>>>

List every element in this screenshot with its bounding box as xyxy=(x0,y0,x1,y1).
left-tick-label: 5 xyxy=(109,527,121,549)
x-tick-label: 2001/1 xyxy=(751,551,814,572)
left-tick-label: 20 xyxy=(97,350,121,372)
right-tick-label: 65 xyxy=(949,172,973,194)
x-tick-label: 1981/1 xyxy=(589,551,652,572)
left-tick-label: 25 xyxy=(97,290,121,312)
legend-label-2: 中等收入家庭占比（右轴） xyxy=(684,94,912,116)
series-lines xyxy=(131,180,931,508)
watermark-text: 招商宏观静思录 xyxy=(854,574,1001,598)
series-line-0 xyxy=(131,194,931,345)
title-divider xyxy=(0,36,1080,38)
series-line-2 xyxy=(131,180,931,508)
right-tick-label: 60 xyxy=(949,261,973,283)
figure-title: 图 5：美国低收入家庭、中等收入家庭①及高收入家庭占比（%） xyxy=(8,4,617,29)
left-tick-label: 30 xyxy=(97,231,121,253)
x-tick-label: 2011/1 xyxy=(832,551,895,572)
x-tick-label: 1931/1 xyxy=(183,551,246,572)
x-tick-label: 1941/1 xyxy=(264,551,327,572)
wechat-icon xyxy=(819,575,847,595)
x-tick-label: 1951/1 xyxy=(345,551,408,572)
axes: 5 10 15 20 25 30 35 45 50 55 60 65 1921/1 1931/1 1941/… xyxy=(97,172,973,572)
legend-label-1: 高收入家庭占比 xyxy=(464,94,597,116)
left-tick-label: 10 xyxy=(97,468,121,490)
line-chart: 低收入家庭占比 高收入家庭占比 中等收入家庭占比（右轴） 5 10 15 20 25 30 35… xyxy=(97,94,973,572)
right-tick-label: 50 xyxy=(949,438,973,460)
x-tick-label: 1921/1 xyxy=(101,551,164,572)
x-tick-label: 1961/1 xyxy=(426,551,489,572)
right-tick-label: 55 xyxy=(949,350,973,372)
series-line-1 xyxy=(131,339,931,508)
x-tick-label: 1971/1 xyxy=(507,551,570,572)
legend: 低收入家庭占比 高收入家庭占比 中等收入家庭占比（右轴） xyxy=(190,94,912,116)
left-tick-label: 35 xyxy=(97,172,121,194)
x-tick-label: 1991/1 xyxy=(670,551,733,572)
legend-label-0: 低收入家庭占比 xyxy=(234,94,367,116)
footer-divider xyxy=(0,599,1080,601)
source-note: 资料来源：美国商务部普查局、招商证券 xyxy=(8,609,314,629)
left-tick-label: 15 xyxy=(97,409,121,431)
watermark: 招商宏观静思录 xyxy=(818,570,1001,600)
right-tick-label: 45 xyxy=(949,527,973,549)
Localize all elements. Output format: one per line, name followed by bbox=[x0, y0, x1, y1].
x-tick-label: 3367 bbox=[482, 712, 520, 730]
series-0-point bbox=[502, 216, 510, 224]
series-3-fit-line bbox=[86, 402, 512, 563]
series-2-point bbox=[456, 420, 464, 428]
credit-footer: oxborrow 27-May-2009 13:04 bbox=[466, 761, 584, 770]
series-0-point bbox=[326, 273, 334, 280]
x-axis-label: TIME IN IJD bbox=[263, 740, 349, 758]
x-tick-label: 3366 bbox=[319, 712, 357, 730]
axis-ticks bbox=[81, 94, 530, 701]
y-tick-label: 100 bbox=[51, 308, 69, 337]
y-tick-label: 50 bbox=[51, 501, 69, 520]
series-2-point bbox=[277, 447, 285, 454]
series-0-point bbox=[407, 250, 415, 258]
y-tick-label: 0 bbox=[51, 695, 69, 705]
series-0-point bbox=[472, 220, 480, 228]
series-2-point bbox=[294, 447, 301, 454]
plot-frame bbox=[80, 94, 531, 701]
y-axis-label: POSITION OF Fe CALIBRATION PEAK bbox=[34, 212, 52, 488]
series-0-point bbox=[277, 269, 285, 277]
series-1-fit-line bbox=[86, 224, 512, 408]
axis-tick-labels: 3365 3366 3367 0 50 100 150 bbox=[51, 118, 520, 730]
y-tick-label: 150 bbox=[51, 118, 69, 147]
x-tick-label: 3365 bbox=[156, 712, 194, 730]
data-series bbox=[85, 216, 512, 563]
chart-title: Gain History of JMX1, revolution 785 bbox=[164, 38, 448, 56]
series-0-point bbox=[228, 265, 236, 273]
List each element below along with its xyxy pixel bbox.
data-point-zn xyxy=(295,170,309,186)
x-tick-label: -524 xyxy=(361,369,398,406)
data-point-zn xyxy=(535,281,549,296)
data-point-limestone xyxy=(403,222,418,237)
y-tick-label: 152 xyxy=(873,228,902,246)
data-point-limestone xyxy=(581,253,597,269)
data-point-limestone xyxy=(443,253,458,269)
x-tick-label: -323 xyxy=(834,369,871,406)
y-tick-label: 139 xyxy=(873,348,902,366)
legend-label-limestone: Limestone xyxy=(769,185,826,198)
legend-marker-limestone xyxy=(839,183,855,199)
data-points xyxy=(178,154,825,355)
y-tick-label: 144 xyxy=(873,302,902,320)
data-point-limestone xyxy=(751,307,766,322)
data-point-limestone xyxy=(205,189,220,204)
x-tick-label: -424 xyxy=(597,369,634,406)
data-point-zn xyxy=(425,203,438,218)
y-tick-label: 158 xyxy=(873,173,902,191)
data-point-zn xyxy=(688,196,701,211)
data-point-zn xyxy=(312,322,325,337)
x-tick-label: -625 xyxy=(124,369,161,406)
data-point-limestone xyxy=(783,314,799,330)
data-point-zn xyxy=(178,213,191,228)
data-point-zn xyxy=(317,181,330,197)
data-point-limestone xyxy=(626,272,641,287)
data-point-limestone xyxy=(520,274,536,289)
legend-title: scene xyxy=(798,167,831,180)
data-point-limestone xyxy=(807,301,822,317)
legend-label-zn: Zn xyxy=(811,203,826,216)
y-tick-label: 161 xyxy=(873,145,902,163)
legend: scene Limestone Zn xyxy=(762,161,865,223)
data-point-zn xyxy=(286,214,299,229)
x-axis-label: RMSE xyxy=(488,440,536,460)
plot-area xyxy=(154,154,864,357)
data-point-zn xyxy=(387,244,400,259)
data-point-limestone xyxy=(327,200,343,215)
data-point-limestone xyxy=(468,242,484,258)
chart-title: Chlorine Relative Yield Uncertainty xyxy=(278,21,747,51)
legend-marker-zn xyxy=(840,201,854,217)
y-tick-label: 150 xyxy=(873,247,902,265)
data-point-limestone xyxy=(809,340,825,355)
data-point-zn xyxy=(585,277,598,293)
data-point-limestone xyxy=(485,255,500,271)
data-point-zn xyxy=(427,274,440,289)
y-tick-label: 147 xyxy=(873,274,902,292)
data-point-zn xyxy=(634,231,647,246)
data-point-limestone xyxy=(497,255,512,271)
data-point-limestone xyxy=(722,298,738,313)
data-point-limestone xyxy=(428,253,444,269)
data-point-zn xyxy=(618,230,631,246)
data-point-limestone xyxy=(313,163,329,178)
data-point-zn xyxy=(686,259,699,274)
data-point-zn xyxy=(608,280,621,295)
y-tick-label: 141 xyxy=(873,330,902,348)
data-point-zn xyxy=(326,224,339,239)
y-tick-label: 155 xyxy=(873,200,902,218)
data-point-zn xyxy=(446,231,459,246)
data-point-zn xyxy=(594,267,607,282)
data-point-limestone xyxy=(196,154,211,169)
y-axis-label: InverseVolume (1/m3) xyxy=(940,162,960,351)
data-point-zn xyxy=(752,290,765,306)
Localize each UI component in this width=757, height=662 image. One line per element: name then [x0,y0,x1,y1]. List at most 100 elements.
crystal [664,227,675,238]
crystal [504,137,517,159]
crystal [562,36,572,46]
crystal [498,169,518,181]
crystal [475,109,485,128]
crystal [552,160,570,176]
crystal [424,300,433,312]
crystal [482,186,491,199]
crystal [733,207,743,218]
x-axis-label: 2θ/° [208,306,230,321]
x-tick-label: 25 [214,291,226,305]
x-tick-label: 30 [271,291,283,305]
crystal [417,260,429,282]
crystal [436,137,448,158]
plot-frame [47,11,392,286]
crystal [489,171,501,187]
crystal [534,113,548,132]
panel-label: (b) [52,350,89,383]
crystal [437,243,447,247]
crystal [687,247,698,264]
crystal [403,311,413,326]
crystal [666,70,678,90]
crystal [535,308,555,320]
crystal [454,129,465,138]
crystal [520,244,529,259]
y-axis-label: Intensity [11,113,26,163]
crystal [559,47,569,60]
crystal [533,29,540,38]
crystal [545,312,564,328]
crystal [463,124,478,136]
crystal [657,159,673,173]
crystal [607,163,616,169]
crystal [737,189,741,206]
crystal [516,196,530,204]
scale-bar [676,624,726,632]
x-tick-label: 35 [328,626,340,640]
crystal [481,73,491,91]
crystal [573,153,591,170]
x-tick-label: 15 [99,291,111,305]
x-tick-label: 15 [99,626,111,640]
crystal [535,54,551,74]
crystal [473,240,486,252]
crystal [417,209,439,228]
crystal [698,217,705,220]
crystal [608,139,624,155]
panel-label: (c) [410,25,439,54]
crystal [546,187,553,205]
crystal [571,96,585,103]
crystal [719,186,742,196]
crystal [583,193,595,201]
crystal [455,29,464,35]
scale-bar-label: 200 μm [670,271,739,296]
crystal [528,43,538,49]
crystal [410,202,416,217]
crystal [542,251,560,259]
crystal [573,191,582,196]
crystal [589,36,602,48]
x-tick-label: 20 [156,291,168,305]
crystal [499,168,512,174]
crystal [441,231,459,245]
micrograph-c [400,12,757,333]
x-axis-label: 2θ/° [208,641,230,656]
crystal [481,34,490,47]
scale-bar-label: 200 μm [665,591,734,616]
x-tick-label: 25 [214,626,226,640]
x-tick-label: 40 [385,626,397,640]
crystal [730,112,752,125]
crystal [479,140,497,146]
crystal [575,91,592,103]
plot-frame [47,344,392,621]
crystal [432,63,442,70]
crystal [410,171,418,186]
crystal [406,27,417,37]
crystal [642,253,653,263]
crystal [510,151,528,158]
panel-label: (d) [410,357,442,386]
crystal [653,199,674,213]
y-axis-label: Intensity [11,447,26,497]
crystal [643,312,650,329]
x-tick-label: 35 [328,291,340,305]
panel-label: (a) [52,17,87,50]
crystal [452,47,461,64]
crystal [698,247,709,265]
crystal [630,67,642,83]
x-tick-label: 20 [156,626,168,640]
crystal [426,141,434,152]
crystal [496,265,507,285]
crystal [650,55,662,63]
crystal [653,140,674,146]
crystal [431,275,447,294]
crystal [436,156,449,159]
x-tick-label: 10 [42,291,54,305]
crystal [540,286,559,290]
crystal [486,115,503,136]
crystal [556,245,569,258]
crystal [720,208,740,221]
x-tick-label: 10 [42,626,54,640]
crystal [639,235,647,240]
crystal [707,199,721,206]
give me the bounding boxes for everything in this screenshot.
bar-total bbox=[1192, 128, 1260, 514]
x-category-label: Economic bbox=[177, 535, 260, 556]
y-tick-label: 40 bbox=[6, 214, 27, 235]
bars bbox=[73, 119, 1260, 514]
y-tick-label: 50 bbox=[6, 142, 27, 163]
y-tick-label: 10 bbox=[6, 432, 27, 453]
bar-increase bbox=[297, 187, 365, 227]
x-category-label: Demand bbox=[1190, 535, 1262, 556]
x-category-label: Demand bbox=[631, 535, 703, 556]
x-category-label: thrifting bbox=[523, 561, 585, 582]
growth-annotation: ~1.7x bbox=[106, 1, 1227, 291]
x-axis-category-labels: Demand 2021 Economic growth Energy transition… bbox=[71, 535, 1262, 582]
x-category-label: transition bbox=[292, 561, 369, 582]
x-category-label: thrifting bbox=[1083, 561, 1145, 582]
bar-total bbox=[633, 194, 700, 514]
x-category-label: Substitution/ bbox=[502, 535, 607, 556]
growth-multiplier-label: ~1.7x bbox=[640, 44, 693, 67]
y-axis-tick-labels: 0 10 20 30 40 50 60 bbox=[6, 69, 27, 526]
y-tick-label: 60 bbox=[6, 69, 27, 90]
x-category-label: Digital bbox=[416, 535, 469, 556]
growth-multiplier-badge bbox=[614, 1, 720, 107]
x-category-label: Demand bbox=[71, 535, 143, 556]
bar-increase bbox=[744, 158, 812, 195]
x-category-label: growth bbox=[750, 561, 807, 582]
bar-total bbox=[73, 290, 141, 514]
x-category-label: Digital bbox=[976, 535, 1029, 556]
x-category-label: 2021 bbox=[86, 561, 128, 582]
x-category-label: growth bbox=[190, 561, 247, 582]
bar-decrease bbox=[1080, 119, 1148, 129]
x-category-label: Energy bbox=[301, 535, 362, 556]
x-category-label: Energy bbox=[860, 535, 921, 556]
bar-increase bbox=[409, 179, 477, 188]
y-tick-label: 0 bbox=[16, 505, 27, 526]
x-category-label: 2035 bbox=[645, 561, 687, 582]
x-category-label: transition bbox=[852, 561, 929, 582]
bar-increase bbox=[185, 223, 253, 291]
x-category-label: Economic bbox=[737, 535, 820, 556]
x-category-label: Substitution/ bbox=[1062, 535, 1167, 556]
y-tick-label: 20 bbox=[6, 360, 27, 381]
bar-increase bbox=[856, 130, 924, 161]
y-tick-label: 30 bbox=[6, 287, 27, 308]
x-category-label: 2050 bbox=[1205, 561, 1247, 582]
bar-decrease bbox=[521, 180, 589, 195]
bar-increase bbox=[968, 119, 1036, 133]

<<<

__Your goal__.
Please output the rows, from the first line through the line containing "series-3-fit-line bbox=[86, 402, 512, 563]", as a Markdown table with the columns Number and Line, skipping any blank lines.

__Complete answer__.
| Number | Line |
|---|---|
| 1 | List every element in this screenshot with its bounding box as xyxy=(x0,y0,x1,y1). |
| 2 | left-tick-label: 5 xyxy=(109,527,121,549) |
| 3 | x-tick-label: 2001/1 xyxy=(751,551,814,572) |
| 4 | left-tick-label: 20 xyxy=(97,350,121,372) |
| 5 | right-tick-label: 65 xyxy=(949,172,973,194) |
| 6 | x-tick-label: 1981/1 xyxy=(589,551,652,572) |
| 7 | left-tick-label: 25 xyxy=(97,290,121,312) |
| 8 | legend-label-2: 中等收入家庭占比（右轴） xyxy=(684,94,912,116) |
| 9 | series-lines xyxy=(131,180,931,508) |
| 10 | watermark-text: 招商宏观静思录 xyxy=(854,574,1001,598) |
| 11 | series-line-0 xyxy=(131,194,931,345) |
| 12 | title-divider xyxy=(0,36,1080,38) |
| 13 | series-line-2 xyxy=(131,180,931,508) |
| 14 | right-tick-label: 60 xyxy=(949,261,973,283) |
| 15 | figure-title: 图 5：美国低收入家庭、中等收入家庭①及高收入家庭占比（%） xyxy=(8,4,617,29) |
| 16 | left-tick-label: 30 xyxy=(97,231,121,253) |
| 17 | x-tick-label: 2011/1 xyxy=(832,551,895,572) |
| 18 | x-tick-label: 1931/1 xyxy=(183,551,246,572) |
| 19 | x-tick-label: 1941/1 xyxy=(264,551,327,572) |
| 20 | wechat-icon xyxy=(819,575,847,595) |
| 21 | x-tick-label: 1951/1 xyxy=(345,551,408,572) |
| 22 | axes: 5 10 15 20 25 30 35 45 50 55 60 65 1921/1 1931/1 1941/… xyxy=(97,172,973,572) |
| 23 | legend-label-1: 高收入家庭占比 xyxy=(464,94,597,116) |
| 24 | left-tick-label: 10 xyxy=(97,468,121,490) |
| 25 | line-chart: 低收入家庭占比 高收入家庭占比 中等收入家庭占比（右轴） 5 10 15 20 25 30 35… xyxy=(97,94,973,572) |
| 26 | right-tick-label: 50 xyxy=(949,438,973,460) |
| 27 | x-tick-label: 1921/1 xyxy=(101,551,164,572) |
| 28 | x-tick-label: 1961/1 xyxy=(426,551,489,572) |
| 29 | right-tick-label: 55 xyxy=(949,350,973,372) |
| 30 | series-line-1 xyxy=(131,339,931,508) |
| 31 | x-tick-label: 1971/1 xyxy=(507,551,570,572) |
| 32 | legend: 低收入家庭占比 高收入家庭占比 中等收入家庭占比（右轴） xyxy=(190,94,912,116) |
| 33 | left-tick-label: 35 xyxy=(97,172,121,194) |
| 34 | x-tick-label: 1991/1 xyxy=(670,551,733,572) |
| 35 | legend-label-0: 低收入家庭占比 xyxy=(234,94,367,116) |
| 36 | footer-divider xyxy=(0,599,1080,601) |
| 37 | source-note: 资料来源：美国商务部普查局、招商证券 xyxy=(8,609,314,629) |
| 38 | left-tick-label: 15 xyxy=(97,409,121,431) |
| 39 | watermark: 招商宏观静思录 xyxy=(818,570,1001,600) |
| 40 | right-tick-label: 45 xyxy=(949,527,973,549) |
| 41 | Localize all elements. Output format: one per line, name followed by bbox=[x0, y0, x1, y1]. |
| 42 | x-tick-label: 3367 bbox=[482, 712, 520, 730] |
| 43 | series-0-point bbox=[502, 216, 510, 224] |
| 44 | series-3-fit-line bbox=[86, 402, 512, 563] |